Material.
===
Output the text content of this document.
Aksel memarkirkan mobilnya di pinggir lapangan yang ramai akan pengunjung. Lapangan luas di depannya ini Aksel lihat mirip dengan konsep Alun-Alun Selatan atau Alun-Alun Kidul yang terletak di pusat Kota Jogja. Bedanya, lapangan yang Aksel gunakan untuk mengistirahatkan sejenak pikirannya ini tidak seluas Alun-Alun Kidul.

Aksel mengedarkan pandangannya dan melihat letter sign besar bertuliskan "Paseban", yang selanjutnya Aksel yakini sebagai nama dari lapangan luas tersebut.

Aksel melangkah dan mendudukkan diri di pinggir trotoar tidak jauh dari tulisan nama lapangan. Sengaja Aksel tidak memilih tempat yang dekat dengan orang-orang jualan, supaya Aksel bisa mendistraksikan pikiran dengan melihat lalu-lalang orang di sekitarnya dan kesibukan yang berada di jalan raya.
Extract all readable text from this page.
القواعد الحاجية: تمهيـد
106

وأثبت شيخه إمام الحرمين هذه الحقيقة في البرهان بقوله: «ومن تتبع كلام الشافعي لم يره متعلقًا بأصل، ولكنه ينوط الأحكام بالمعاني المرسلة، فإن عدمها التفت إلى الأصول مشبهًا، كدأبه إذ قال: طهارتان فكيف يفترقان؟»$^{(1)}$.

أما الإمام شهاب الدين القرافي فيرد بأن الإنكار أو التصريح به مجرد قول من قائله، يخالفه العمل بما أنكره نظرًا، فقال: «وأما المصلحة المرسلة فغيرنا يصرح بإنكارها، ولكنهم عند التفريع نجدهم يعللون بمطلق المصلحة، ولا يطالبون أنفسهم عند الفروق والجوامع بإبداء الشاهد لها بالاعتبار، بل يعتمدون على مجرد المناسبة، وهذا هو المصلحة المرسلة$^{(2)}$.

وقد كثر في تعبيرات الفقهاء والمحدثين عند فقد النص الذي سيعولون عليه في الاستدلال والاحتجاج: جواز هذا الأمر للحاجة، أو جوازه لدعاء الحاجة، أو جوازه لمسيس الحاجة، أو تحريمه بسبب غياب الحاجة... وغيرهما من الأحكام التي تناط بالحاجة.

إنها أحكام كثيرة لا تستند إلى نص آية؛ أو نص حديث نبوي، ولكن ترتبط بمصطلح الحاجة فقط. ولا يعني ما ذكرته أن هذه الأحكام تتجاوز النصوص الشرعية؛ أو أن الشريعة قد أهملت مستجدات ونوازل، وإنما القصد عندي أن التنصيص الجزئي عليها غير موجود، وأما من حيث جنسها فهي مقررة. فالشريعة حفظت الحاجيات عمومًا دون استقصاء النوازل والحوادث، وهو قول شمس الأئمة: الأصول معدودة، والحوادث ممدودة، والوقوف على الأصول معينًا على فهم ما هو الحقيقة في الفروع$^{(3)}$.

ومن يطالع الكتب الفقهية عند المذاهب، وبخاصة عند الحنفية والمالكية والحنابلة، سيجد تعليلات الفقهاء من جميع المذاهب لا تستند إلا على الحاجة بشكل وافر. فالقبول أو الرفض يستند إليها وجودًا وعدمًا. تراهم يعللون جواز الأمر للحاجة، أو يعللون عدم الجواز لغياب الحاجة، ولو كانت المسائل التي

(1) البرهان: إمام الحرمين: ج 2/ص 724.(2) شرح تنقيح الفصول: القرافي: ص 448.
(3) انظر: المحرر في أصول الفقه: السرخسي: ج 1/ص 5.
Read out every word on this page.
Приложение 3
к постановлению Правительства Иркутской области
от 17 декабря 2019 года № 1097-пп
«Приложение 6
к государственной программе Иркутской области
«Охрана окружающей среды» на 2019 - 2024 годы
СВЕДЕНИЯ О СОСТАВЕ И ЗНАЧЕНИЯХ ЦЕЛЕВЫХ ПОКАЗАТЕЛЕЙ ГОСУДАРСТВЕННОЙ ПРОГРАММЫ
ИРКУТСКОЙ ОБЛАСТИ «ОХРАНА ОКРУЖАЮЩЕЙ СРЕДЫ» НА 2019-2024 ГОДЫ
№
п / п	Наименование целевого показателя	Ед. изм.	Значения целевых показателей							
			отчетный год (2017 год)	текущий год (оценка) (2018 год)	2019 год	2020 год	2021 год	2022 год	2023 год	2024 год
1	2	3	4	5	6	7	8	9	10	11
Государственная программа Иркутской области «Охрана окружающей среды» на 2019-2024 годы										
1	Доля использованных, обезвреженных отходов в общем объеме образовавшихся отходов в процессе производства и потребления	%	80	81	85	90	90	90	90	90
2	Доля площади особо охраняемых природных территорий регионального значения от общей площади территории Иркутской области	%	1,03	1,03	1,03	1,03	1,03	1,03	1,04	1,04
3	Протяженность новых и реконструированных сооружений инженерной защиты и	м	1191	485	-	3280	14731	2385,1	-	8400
===
Starting at the line that contains "Read out every word on this page.", retype each line through the end of the listing above and nothing else.

Result of the exercise.
Read out every word on this page.
Приложение 3
к постановлению Правительства Иркутской области
от 17 декабря 2019 года № 1097-пп
«Приложение 6
к государственной программе Иркутской области
«Охрана окружающей среды» на 2019 - 2024 годы
СВЕДЕНИЯ О СОСТАВЕ И ЗНАЧЕНИЯХ ЦЕЛЕВЫХ ПОКАЗАТЕЛЕЙ ГОСУДАРСТВЕННОЙ ПРОГРАММЫ
ИРКУТСКОЙ ОБЛАСТИ «ОХРАНА ОКРУЖАЮЩЕЙ СРЕДЫ» НА 2019-2024 ГОДЫ
№
п / п	Наименование целевого показателя	Ед. изм.	Значения целевых показателей							
			отчетный год (2017 год)	текущий год (оценка) (2018 год)	2019 год	2020 год	2021 год	2022 год	2023 год	2024 год
1	2	3	4	5	6	7	8	9	10	11
Государственная программа Иркутской области «Охрана окружающей среды» на 2019-2024 годы										
1	Доля использованных, обезвреженных отходов в общем объеме образовавшихся отходов в процессе производства и потребления	%	80	81	85	90	90	90	90	90
2	Доля площади особо охраняемых природных территорий регионального значения от общей площади территории Иркутской области	%	1,03	1,03	1,03	1,03	1,03	1,03	1,04	1,04
3	Протяженность новых и реконструированных сооружений инженерной защиты и	м	1191	485	-	3280	14731	2385,1	-	8400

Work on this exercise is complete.